Figure content listings:
=====
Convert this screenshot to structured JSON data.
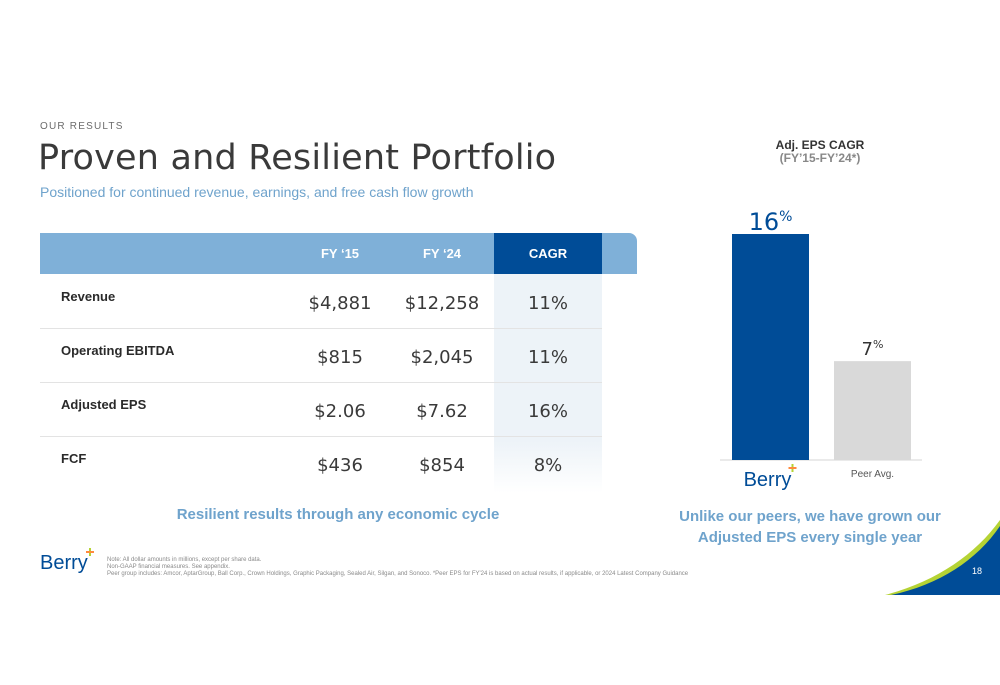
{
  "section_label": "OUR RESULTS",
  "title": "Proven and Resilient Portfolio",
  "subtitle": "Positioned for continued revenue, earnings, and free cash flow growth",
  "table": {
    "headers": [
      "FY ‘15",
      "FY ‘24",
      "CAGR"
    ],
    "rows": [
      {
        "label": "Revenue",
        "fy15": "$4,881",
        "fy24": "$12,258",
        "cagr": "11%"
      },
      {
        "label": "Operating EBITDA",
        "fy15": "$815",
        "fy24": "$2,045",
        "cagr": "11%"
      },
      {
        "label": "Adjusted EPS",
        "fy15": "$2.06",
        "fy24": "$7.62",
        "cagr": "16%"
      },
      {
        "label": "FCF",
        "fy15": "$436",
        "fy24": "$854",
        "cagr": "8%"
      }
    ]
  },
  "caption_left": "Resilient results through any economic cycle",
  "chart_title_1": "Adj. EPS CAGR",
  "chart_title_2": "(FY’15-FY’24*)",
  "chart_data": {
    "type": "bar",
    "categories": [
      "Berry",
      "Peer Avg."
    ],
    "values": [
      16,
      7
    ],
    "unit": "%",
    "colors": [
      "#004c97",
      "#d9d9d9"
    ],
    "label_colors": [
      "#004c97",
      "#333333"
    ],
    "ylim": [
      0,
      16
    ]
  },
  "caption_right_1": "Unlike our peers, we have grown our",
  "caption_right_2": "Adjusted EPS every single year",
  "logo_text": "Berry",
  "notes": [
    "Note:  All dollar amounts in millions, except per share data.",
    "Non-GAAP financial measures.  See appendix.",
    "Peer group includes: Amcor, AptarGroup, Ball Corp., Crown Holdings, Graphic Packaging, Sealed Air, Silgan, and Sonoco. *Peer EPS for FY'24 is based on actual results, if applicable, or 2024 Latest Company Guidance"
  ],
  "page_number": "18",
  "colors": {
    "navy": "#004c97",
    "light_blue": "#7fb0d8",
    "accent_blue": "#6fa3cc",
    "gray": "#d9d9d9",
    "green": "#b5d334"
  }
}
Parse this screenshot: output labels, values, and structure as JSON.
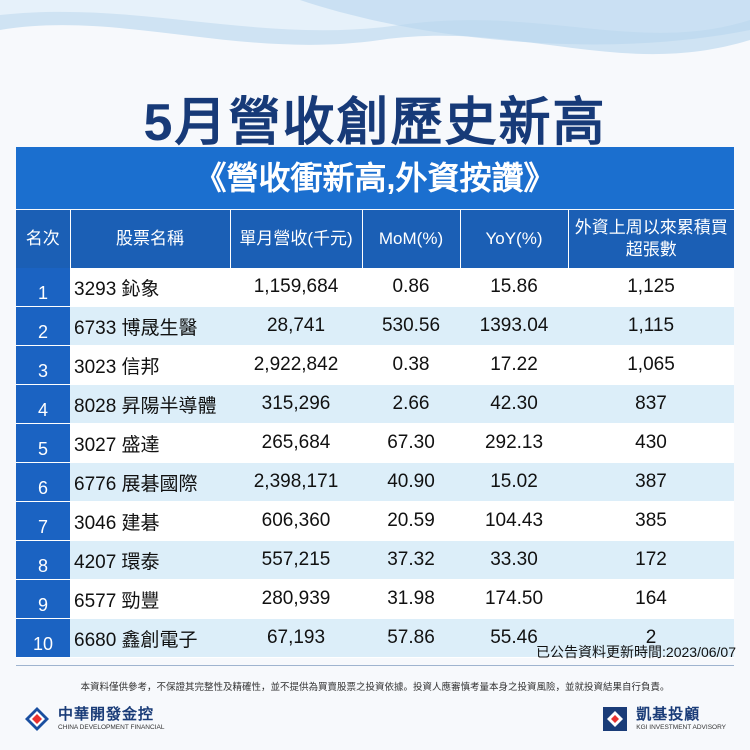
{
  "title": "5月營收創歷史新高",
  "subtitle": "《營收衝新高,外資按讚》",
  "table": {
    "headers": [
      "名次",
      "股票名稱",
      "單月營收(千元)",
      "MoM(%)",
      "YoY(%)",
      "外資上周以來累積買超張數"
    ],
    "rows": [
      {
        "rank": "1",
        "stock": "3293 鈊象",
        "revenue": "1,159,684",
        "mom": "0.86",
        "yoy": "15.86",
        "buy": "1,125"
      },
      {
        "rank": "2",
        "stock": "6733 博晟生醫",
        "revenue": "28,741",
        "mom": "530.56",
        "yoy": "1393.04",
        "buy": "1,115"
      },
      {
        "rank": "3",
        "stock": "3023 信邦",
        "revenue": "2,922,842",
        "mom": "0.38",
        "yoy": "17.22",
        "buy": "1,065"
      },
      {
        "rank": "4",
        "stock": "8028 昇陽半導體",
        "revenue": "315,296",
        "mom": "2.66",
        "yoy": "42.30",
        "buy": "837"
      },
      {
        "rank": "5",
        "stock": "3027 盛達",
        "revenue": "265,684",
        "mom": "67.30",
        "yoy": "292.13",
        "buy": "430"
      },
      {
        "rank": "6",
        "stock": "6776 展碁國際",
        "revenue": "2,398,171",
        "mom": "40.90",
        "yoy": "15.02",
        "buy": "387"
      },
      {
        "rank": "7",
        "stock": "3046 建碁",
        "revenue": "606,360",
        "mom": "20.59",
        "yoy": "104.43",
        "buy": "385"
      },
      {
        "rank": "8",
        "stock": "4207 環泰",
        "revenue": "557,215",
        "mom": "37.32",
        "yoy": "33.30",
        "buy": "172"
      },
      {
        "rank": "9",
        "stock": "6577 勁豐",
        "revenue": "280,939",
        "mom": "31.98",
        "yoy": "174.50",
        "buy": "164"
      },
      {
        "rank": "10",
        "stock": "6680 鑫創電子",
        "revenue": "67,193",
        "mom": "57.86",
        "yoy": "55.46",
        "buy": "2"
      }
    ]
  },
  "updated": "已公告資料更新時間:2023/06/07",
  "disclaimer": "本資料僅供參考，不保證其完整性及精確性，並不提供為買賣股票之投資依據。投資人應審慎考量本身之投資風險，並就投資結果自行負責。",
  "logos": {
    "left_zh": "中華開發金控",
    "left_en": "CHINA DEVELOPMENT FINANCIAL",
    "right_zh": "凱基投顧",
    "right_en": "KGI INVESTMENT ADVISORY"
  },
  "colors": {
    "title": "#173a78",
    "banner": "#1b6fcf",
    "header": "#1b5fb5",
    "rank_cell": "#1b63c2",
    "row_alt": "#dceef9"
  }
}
=====
SHORT EXERCISE: Extract every line above containing the word "JSON".

TASK ANSWER:
Convert this screenshot to structured JSON data.
Parse this screenshot: output labels, values, and structure as JSON.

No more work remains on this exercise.